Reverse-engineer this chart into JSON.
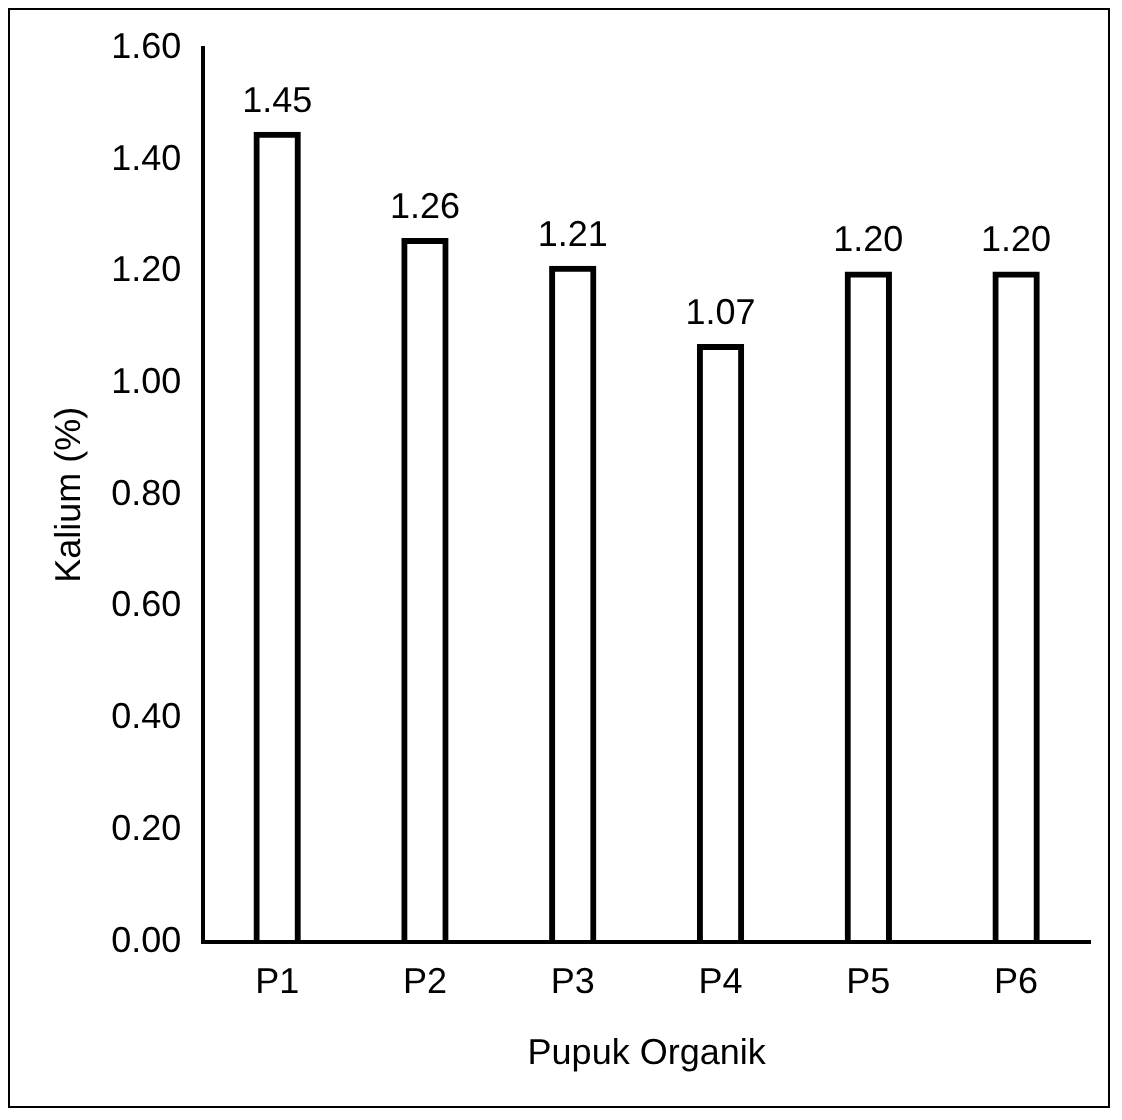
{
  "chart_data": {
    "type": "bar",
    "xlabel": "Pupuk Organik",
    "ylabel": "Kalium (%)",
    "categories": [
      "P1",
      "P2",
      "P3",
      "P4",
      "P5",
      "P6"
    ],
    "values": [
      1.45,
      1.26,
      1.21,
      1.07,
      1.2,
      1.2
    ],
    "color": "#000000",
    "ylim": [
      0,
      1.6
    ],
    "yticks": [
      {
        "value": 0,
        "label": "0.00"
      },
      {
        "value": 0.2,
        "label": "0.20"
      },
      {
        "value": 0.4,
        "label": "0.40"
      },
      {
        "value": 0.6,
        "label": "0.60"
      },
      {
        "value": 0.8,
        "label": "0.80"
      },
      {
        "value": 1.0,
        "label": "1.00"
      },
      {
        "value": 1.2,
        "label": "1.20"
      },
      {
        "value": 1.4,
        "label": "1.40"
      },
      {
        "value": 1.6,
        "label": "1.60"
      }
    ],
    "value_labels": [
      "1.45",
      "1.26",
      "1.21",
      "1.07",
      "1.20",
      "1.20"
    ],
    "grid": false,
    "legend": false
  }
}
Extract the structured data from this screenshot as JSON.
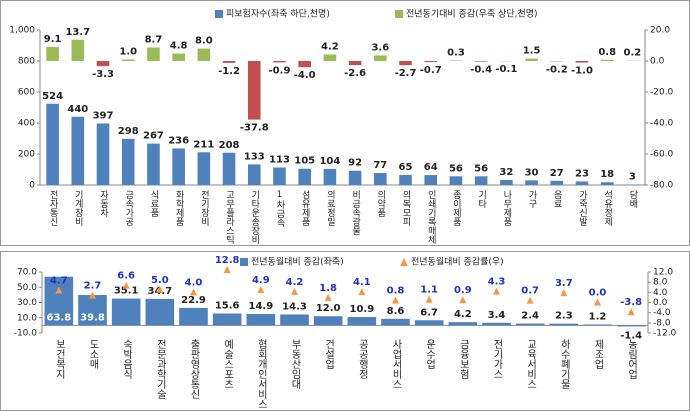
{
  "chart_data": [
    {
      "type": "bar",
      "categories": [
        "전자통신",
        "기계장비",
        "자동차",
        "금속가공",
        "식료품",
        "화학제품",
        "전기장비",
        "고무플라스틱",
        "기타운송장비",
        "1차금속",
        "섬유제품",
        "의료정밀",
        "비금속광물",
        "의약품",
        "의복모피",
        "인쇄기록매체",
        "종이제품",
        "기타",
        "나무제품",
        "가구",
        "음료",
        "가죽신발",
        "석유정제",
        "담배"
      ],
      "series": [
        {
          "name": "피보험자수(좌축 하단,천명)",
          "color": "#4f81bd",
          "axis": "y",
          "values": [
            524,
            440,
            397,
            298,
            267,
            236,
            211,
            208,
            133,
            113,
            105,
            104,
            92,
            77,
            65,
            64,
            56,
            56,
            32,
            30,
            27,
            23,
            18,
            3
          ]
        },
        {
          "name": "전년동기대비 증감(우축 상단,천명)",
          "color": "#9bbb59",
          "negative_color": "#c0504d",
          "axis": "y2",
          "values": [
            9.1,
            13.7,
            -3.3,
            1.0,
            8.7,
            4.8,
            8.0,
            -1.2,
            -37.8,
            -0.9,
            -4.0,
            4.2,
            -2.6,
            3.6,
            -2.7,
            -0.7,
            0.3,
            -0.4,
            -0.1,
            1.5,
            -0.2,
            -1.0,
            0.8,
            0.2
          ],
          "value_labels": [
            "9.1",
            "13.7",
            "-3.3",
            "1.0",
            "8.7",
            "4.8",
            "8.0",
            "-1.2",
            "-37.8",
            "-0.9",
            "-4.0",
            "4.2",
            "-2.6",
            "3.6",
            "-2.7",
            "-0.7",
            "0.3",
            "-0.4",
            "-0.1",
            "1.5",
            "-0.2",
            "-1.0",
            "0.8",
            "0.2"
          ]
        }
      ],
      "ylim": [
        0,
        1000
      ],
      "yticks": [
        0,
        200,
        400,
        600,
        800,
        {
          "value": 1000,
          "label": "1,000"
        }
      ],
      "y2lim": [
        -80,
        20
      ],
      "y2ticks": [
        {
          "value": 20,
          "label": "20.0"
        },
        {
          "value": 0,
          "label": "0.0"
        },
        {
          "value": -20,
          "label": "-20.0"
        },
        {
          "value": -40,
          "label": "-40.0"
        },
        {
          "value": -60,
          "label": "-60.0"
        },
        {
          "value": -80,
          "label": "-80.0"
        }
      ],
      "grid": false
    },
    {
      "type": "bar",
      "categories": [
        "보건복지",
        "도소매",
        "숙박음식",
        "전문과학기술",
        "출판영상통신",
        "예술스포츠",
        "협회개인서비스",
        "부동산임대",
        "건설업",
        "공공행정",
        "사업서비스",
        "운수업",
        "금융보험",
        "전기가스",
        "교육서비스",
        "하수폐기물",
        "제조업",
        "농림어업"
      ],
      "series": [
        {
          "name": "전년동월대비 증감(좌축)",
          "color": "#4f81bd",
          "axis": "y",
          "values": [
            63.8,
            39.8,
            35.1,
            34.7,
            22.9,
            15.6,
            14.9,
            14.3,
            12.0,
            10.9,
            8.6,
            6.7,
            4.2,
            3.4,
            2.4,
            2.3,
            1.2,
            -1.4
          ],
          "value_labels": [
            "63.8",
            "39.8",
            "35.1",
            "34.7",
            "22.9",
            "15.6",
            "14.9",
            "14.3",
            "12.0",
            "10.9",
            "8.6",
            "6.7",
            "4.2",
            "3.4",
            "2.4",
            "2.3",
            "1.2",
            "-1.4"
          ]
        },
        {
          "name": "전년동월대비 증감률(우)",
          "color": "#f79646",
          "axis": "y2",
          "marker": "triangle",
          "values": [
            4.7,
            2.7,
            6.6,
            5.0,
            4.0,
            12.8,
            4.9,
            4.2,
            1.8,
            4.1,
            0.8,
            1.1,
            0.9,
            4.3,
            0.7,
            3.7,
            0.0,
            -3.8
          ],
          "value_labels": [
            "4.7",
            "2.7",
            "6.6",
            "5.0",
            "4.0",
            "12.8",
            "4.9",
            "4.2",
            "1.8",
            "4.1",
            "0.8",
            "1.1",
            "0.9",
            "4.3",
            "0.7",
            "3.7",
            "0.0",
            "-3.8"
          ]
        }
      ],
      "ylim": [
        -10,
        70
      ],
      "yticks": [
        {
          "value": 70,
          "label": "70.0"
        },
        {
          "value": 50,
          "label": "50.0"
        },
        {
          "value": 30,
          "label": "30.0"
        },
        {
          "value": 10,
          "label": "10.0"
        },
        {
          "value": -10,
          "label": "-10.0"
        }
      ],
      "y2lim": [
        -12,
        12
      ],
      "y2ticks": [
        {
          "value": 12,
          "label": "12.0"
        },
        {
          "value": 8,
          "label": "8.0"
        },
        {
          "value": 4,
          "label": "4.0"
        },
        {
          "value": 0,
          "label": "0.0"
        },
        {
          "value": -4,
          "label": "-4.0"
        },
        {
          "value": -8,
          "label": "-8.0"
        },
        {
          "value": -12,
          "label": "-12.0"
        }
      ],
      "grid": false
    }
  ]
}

= = = = = = =

Respond with the number of lines containing "JSON" and no additional words.

2